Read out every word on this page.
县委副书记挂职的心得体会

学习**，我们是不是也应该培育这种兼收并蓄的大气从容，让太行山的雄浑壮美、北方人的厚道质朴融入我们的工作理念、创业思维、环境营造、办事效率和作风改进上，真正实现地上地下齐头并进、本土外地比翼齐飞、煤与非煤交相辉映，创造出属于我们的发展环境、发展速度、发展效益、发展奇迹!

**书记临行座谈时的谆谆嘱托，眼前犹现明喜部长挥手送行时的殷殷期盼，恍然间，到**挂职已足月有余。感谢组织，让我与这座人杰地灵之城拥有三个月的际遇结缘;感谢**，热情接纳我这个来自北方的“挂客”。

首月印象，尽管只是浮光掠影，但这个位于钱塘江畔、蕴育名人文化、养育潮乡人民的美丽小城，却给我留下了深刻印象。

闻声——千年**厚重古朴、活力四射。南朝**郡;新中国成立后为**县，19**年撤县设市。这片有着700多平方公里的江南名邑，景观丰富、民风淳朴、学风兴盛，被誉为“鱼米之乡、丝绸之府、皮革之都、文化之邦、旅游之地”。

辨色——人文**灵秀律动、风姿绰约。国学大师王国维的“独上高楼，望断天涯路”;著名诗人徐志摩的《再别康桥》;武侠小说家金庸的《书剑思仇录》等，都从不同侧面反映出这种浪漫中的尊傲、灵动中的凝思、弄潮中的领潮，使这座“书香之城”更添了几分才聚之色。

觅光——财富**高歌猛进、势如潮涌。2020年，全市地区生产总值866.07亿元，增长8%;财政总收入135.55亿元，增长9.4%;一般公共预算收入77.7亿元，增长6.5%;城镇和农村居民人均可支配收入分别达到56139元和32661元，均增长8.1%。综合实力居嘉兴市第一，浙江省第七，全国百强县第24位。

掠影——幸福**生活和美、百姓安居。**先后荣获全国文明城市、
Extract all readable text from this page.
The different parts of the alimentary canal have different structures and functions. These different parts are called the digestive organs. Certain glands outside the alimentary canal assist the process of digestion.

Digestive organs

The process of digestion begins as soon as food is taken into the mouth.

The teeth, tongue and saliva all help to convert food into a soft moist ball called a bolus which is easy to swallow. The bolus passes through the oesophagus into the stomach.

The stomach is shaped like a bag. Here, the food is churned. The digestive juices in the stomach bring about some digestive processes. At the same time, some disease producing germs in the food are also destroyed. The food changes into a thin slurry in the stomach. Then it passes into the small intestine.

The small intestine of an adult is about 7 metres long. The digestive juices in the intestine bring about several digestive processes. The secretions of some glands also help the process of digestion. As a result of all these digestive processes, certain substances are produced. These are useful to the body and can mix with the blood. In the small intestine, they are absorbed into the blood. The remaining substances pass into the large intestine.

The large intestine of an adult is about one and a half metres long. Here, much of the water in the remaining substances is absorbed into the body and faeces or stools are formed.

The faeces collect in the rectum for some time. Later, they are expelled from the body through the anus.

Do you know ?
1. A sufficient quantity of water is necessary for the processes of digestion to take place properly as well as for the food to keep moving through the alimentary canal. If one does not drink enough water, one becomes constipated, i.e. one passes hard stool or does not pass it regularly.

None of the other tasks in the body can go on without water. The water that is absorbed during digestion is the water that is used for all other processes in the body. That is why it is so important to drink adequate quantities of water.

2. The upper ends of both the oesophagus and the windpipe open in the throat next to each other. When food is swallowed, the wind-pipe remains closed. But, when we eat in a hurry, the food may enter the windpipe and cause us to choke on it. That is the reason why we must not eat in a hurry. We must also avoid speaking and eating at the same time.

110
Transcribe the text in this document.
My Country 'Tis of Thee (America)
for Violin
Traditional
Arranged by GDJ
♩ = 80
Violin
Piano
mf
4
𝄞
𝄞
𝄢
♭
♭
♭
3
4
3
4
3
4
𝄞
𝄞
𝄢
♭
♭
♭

•••••

Gather every line containing the word "organs" and copy it.

The different parts of the alimentary canal have different structures and functions. These different parts are called the digestive organs. Certain glands outside the alimentary canal assist the process of digestion.
Digestive organs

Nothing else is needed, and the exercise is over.